◆ DATA:
+ + + + + + +

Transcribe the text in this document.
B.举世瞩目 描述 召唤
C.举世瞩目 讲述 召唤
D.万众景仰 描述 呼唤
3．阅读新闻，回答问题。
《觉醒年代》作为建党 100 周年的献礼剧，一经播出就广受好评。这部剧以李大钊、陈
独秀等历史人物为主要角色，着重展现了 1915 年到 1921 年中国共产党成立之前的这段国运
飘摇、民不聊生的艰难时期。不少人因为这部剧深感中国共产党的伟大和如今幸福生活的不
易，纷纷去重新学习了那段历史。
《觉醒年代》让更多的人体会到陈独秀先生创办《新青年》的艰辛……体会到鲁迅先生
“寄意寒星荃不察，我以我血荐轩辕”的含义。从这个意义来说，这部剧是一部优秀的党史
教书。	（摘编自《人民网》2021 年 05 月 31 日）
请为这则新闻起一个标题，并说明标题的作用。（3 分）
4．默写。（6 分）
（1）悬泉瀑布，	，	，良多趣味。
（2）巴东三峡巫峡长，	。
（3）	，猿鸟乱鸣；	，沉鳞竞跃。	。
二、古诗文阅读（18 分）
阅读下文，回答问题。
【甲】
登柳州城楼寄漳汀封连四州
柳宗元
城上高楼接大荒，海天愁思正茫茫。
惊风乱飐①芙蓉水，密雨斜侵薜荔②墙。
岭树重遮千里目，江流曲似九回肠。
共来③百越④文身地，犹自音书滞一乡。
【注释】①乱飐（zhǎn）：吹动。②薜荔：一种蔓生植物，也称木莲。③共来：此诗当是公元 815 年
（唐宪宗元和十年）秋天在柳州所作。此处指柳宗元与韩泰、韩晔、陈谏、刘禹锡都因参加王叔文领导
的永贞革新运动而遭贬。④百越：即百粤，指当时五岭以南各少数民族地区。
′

+ + + + + + +

◆ EXERCISE DESCRIPTION:
Copy down the whole of the data above, matching it exactly.

◆ RESULT FOR THIS TASK:
Transcribe the text in this document.
B.举世瞩目 描述 召唤
C.举世瞩目 讲述 召唤
D.万众景仰 描述 呼唤
3．阅读新闻，回答问题。
《觉醒年代》作为建党 100 周年的献礼剧，一经播出就广受好评。这部剧以李大钊、陈
独秀等历史人物为主要角色，着重展现了 1915 年到 1921 年中国共产党成立之前的这段国运
飘摇、民不聊生的艰难时期。不少人因为这部剧深感中国共产党的伟大和如今幸福生活的不
易，纷纷去重新学习了那段历史。
《觉醒年代》让更多的人体会到陈独秀先生创办《新青年》的艰辛……体会到鲁迅先生
“寄意寒星荃不察，我以我血荐轩辕”的含义。从这个意义来说，这部剧是一部优秀的党史
教书。	（摘编自《人民网》2021 年 05 月 31 日）
请为这则新闻起一个标题，并说明标题的作用。（3 分）
4．默写。（6 分）
（1）悬泉瀑布，	，	，良多趣味。
（2）巴东三峡巫峡长，	。
（3）	，猿鸟乱鸣；	，沉鳞竞跃。	。
二、古诗文阅读（18 分）
阅读下文，回答问题。
【甲】
登柳州城楼寄漳汀封连四州
柳宗元
城上高楼接大荒，海天愁思正茫茫。
惊风乱飐①芙蓉水，密雨斜侵薜荔②墙。
岭树重遮千里目，江流曲似九回肠。
共来③百越④文身地，犹自音书滞一乡。
【注释】①乱飐（zhǎn）：吹动。②薜荔：一种蔓生植物，也称木莲。③共来：此诗当是公元 815 年
（唐宪宗元和十年）秋天在柳州所作。此处指柳宗元与韩泰、韩晔、陈谏、刘禹锡都因参加王叔文领导
的永贞革新运动而遭贬。④百越：即百粤，指当时五岭以南各少数民族地区。
′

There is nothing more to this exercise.